**Passage to read:**

= = =

We had chance today to setup a new Apple Mac Pro with Pro Tools HD Native Thunderbolt and Pro Tools 11 HD to see how powerful this sort of system can be.
Firstly, there are some images of the new Mac Pro to give an idea of the physical size. We also wanted to run some quick tests (nothing too scientific) to see how this next generation machine, coupled with Pro Tools' more recent 64 Bit operation can be expected to perform.
This is a computer? Really? The new Mac Pro looks like no other computer out there. It is only 25.1 cm tall with a 16.7 cm diameter. The main components inside are built around a thermal core which draws heat way from them. Towards the bottom of the machine is a very large single fan that pulls air upwards through the intake at the base. This combination results in a very efficient cooling system and in terms of noise, it is incredibly quiet!
We were using the base Mac Pro model (Feb 2014) with the following specifications:
- Quad-Core and Dual GPU
- 3.7GHz Quad-Core Intel Xeon E5 processor
- 12GB 1866MHz DDR3 ECC memory
- Dual AMD FirePro D300 with 2GB GDDR5 VRAM each
- 256GB PCIe-based flash storage
We hooked up an Avid Pro Tools HD Native Thunderbolt with an HD I/O interface and loaded up a session with 192 tracks of audio. Each channel contained one Avid Channel Strip, and one D-Verb plugin. All audio was running at 48Khz/24Bit.
We also setup a video track and imported a peice of 1080P HD video which was being displayed on a HD TV we had connected up via the HDMI output on the rear of the Mac Pro.
We pressed play... And everything played. No choking, stuttering or clicks and the video playback was smooth. Taking a look at the system usage, all the cores were at around 50%, the memory a 46% and the disk at only 4%.

= = =

**Data:**
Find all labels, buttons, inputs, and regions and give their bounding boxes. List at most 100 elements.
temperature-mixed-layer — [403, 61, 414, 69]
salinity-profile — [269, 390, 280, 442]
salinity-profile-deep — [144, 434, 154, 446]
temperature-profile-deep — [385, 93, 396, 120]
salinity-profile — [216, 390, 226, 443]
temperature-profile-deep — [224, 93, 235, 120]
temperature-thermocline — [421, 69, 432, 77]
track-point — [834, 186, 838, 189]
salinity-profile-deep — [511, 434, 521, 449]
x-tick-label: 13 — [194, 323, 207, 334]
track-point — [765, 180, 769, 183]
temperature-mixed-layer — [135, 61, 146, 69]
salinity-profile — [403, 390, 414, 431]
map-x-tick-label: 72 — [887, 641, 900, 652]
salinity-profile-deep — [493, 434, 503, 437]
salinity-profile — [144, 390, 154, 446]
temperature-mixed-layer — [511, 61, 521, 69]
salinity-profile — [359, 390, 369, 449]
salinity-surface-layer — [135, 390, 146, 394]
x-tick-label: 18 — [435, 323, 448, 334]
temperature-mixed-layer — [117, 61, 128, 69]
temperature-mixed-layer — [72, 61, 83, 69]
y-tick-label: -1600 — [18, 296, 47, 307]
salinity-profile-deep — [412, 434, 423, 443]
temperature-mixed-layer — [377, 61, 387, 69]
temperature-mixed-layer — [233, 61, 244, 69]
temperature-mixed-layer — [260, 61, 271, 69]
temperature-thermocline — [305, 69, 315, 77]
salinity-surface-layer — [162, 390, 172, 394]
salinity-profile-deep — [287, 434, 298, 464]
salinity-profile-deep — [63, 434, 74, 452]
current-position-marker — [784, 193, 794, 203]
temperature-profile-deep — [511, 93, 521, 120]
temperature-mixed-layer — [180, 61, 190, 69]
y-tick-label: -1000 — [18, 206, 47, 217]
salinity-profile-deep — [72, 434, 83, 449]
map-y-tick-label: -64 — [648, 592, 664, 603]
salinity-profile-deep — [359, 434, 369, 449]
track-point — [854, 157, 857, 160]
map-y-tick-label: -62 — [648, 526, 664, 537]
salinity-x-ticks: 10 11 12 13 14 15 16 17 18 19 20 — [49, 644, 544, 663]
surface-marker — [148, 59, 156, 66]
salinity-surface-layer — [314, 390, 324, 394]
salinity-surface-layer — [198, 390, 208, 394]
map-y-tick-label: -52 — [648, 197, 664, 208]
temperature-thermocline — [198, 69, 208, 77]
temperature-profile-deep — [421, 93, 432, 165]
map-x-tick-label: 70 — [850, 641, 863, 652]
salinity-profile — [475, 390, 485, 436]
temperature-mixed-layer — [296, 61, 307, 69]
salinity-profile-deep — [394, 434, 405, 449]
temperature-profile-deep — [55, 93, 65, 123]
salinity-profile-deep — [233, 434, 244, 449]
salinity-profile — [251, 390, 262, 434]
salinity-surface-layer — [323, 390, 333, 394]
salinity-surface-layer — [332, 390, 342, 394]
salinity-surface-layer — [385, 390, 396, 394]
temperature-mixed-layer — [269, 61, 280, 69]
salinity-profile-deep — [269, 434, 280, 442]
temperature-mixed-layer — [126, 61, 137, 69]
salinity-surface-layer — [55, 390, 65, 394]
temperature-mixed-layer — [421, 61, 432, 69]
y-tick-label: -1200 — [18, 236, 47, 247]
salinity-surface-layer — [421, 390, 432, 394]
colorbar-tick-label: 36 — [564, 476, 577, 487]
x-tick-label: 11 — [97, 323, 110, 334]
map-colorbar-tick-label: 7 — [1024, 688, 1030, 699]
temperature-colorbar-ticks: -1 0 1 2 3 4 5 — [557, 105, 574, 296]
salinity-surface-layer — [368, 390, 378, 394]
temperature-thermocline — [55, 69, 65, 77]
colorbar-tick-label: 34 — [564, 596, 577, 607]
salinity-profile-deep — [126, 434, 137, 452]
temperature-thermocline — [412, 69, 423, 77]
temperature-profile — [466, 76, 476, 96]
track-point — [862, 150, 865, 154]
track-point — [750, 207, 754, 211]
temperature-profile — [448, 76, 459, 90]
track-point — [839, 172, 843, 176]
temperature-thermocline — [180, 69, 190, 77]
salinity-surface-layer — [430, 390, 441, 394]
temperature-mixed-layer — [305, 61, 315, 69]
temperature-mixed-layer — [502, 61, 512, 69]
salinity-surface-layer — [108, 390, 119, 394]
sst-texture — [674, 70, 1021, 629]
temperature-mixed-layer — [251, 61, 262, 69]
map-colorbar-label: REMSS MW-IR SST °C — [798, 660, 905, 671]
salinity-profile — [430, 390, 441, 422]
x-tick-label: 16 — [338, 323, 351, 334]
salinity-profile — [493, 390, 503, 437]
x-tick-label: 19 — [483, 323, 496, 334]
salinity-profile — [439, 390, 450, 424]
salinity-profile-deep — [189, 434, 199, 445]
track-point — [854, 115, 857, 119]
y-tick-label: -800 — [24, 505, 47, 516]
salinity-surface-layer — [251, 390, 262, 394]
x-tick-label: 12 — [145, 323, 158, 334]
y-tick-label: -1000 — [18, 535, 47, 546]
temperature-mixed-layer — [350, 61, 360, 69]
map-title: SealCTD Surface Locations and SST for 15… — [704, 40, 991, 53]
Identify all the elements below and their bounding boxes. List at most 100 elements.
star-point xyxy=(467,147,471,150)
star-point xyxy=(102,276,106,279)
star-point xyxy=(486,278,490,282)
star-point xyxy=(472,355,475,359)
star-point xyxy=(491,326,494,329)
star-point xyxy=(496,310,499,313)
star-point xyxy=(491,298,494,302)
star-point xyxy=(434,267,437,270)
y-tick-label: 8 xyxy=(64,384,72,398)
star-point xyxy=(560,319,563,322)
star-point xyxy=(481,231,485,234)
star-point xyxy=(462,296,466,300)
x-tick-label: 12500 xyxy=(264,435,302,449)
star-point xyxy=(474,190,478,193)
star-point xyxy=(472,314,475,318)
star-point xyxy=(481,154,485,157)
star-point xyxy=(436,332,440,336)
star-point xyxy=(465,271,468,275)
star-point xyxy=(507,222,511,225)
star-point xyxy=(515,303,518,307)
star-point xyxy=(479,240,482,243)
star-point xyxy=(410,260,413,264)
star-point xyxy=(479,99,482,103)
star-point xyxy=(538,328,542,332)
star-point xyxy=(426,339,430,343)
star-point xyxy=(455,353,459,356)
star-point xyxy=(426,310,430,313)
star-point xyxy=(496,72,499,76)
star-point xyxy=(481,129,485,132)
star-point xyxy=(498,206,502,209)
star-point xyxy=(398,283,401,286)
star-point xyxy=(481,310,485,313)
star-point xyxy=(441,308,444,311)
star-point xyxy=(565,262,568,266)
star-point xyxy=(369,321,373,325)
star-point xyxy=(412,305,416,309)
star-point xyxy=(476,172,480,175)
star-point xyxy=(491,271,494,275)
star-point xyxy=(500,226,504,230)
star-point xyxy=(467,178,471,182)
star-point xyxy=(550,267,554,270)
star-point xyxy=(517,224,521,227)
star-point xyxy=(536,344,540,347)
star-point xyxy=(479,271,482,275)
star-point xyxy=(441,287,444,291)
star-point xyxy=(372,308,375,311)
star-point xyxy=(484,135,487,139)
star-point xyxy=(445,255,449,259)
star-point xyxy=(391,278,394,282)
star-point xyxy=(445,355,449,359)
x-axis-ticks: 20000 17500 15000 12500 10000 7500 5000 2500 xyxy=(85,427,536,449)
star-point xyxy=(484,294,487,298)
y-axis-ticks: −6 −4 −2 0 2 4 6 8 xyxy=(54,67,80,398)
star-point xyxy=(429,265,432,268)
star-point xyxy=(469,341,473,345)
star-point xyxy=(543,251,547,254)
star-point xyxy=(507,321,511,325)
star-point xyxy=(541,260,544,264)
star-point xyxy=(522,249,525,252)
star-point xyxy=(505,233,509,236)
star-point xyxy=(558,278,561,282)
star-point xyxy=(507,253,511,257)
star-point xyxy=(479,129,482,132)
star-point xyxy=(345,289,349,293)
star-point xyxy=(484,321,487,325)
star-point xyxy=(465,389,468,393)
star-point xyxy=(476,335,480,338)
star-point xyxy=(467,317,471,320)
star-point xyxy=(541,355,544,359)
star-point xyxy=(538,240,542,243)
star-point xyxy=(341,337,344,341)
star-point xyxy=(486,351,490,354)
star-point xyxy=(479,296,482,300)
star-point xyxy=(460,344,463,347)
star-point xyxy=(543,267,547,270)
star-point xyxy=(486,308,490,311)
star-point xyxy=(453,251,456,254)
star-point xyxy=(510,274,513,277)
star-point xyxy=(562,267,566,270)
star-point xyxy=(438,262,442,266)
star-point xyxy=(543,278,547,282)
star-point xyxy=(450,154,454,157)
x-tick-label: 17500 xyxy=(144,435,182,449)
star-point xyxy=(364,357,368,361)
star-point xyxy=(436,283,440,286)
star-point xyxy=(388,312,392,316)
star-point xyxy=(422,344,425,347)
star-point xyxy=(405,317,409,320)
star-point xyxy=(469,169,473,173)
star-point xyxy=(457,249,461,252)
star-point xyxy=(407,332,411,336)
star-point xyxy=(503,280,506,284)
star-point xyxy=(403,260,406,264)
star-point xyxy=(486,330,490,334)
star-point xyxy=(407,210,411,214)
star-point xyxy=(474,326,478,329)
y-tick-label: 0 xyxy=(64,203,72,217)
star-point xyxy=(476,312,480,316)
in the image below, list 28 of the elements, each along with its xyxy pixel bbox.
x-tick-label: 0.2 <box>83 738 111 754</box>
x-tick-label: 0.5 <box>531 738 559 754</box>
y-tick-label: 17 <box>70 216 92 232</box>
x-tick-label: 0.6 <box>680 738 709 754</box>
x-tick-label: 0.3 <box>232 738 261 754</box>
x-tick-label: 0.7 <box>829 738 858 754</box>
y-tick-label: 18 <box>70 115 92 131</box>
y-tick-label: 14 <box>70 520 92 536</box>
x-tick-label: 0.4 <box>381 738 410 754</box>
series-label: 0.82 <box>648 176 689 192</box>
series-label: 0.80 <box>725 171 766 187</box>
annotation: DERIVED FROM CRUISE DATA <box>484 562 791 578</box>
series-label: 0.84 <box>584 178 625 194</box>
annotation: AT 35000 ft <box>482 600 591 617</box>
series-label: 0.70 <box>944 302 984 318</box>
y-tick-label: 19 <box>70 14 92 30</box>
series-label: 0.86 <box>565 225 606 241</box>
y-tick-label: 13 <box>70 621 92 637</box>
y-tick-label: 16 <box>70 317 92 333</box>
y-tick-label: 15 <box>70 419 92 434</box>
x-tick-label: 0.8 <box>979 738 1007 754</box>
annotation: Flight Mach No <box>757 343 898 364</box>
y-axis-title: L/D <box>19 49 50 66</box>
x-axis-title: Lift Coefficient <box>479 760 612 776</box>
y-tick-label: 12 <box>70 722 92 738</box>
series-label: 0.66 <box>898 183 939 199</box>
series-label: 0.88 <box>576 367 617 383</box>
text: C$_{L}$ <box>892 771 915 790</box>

= = =

**Tasks to perform:**
1 > According to the Mac Pro test report, how tall is the new Mac Pro?
2 > Repeat word for word the part of the Mac Pro test report from "We pressed play..." to "at only 4%.".
The listing has no connection to the Mac Pro test report.

**The solutions:**
1 > It is 25.1 cm tall.

2 >
We pressed play... And everything played. No choking, stuttering or clicks and the video playback was smooth. Taking a look at the system usage, all the cores were at around 50%, the memory a 46% and the disk at only 4%.